_Extracted entries_

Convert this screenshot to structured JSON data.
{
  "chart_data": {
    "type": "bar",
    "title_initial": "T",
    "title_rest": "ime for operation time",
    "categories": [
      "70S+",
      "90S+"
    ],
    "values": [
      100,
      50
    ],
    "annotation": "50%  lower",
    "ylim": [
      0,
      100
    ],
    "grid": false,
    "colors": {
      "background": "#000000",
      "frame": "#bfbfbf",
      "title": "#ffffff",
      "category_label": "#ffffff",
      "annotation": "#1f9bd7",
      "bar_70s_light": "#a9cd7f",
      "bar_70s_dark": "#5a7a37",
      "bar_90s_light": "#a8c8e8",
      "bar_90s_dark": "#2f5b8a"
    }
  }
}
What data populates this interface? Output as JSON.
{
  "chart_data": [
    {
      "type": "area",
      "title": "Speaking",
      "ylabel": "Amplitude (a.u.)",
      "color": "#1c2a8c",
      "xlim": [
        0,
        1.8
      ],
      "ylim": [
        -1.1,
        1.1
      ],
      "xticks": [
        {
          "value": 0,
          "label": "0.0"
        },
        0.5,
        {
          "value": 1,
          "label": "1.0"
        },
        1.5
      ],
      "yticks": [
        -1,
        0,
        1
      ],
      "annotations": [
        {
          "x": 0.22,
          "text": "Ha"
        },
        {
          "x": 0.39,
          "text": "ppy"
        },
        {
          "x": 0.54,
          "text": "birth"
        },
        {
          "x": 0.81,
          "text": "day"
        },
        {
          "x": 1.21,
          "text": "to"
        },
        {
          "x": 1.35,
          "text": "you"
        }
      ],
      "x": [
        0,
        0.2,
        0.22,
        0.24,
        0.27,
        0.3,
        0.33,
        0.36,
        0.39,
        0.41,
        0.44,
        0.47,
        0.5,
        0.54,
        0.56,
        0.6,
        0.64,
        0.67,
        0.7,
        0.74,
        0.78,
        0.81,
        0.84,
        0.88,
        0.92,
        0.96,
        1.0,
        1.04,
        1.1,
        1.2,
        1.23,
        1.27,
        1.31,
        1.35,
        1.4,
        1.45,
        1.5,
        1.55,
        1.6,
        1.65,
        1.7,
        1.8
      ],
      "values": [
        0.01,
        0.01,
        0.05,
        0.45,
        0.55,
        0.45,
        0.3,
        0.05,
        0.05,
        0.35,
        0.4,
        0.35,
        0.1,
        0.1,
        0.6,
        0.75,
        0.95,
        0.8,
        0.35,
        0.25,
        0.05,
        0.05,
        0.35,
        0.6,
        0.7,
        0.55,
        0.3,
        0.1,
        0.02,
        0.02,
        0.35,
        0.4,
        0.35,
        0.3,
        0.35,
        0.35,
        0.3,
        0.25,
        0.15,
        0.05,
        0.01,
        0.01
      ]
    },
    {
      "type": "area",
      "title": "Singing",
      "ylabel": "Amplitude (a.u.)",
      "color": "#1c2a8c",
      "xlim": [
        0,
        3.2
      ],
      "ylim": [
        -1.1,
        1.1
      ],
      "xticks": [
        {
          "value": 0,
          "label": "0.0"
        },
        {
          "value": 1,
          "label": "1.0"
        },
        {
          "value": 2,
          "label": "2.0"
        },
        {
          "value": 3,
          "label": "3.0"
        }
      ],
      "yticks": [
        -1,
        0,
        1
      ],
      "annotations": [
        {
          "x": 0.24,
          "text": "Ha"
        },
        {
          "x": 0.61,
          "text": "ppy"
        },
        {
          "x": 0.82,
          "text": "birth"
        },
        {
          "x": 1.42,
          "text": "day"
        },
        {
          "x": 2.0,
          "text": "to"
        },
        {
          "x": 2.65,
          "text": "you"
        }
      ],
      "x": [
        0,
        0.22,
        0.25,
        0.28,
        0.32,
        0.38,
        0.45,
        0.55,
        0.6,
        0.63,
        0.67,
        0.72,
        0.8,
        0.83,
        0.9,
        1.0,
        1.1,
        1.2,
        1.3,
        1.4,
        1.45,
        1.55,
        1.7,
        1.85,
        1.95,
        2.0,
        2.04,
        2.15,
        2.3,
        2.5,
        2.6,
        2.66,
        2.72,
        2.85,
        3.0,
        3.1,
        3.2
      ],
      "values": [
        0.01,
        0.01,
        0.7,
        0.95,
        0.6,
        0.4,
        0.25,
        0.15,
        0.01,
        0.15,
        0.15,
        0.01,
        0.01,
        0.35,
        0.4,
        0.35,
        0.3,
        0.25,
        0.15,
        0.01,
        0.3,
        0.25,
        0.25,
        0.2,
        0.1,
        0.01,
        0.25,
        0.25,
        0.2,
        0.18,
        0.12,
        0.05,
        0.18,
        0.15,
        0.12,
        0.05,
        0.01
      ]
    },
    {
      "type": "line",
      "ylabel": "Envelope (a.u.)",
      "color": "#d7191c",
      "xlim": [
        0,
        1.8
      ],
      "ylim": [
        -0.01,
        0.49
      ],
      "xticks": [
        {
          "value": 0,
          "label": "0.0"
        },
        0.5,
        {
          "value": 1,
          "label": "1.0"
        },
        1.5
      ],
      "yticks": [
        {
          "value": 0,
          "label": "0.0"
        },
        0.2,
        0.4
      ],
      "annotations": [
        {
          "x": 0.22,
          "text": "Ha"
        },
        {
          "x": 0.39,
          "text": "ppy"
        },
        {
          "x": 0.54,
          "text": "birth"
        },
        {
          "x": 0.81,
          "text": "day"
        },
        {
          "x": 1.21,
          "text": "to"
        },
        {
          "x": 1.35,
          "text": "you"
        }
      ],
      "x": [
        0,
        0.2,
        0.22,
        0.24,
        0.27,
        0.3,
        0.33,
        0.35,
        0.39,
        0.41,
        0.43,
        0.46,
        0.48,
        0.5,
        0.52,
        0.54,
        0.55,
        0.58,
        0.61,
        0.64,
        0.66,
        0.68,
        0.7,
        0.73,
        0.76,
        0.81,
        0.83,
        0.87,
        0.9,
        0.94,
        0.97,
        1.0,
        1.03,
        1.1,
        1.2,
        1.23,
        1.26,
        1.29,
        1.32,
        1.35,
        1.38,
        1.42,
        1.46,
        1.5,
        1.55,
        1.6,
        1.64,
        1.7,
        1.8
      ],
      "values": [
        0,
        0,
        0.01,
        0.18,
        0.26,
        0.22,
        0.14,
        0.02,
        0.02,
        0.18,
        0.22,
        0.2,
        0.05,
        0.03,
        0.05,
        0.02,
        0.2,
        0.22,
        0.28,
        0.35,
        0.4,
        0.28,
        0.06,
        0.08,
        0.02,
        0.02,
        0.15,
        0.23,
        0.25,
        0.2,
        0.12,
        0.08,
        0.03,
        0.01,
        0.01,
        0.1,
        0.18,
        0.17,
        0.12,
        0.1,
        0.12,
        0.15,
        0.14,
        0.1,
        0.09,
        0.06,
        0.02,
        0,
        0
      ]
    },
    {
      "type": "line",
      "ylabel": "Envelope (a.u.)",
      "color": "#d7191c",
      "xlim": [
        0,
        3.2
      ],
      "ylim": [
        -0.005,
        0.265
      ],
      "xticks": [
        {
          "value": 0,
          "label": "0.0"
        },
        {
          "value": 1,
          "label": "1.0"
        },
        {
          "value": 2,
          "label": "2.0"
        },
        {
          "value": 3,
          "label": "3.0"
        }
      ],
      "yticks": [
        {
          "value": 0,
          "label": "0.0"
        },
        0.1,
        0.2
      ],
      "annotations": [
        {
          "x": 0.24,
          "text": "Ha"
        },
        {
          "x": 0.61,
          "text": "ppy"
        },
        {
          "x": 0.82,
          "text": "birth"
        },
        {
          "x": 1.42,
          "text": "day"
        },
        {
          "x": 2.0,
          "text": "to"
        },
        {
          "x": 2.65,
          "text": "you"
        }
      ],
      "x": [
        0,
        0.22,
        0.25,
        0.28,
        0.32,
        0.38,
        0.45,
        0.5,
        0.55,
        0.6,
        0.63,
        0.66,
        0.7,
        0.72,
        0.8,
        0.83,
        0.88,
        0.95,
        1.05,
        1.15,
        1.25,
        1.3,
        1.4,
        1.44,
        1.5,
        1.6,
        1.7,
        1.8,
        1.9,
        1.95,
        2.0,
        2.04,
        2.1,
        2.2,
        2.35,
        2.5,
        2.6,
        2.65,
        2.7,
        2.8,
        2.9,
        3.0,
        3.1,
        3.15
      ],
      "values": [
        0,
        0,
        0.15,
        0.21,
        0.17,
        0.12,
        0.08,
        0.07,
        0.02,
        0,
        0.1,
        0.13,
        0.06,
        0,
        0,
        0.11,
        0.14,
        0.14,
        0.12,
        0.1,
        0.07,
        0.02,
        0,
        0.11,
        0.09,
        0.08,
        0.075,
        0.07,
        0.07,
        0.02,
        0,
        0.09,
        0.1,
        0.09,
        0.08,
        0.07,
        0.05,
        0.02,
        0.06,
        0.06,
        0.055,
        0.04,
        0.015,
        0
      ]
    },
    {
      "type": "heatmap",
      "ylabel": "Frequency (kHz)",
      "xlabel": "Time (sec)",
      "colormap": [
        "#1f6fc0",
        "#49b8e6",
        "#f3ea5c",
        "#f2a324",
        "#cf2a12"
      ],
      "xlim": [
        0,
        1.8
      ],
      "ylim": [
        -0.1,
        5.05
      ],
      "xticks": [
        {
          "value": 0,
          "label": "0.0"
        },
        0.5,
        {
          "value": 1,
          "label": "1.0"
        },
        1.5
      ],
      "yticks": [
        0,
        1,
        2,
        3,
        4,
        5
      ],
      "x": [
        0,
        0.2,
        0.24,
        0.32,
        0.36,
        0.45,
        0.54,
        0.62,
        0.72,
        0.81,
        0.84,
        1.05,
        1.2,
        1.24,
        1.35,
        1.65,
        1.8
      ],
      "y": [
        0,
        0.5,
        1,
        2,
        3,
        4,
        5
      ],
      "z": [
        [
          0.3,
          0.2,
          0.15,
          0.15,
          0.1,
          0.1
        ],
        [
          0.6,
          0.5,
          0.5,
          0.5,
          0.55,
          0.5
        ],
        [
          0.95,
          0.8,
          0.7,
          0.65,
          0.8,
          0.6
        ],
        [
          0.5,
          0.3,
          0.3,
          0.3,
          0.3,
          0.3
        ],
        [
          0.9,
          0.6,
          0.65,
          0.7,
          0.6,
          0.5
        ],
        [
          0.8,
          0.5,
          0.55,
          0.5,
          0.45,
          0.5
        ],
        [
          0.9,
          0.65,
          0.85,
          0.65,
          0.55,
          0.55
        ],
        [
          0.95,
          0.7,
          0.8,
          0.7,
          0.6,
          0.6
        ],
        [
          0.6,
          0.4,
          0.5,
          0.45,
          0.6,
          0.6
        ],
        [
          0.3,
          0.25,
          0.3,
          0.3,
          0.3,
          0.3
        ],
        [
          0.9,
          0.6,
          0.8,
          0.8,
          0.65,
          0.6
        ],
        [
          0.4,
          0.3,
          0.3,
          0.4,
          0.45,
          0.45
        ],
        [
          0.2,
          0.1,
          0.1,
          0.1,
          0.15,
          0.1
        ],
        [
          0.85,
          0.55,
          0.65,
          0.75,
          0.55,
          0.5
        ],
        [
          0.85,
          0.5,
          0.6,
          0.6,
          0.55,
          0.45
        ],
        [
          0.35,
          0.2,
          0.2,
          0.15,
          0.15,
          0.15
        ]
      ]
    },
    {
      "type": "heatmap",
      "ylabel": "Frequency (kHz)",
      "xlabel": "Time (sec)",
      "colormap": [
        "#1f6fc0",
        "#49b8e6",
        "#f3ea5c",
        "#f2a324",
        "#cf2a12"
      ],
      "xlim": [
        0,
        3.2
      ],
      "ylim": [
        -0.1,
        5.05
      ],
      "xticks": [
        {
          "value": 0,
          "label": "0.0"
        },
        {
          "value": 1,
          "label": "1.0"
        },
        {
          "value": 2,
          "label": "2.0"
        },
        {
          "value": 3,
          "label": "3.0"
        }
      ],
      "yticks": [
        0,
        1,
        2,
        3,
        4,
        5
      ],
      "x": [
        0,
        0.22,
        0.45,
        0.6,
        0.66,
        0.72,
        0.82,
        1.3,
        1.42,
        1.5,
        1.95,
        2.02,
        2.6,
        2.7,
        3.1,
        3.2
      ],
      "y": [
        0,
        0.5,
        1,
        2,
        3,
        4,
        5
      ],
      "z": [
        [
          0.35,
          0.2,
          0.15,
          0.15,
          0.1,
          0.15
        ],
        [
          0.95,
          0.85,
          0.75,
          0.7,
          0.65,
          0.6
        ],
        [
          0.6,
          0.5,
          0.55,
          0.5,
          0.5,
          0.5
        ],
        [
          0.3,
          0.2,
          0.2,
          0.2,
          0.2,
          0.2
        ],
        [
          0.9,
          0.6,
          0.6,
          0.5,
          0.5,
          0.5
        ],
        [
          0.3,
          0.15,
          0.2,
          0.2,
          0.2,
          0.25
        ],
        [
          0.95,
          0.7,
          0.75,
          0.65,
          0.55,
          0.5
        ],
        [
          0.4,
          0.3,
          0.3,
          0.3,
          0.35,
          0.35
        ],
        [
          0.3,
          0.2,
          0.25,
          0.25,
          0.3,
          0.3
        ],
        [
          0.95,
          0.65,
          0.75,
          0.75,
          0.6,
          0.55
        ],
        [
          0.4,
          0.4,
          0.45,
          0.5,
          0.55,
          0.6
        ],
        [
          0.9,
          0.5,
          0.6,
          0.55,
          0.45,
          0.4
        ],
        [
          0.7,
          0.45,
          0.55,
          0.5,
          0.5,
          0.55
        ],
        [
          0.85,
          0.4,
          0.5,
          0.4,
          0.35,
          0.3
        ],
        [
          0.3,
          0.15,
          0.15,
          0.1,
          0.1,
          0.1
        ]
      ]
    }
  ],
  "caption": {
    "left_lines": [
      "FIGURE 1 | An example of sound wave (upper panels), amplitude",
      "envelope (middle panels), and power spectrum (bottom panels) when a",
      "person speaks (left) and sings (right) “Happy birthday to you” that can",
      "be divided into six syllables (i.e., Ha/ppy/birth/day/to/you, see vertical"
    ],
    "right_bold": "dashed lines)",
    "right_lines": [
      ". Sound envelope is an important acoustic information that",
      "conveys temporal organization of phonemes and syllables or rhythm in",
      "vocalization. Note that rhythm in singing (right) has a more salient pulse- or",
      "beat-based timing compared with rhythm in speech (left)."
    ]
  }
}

_Work to be completed_
From the entries above, collect every line with the string "that" in it.

_Response below_
      "person speaks (left) and sings (right) “Happy birthday to you” that can",
      ". Sound envelope is an important acoustic information that",
      "vocalization. Note that rhythm in singing (right) has a more salient pulse- or",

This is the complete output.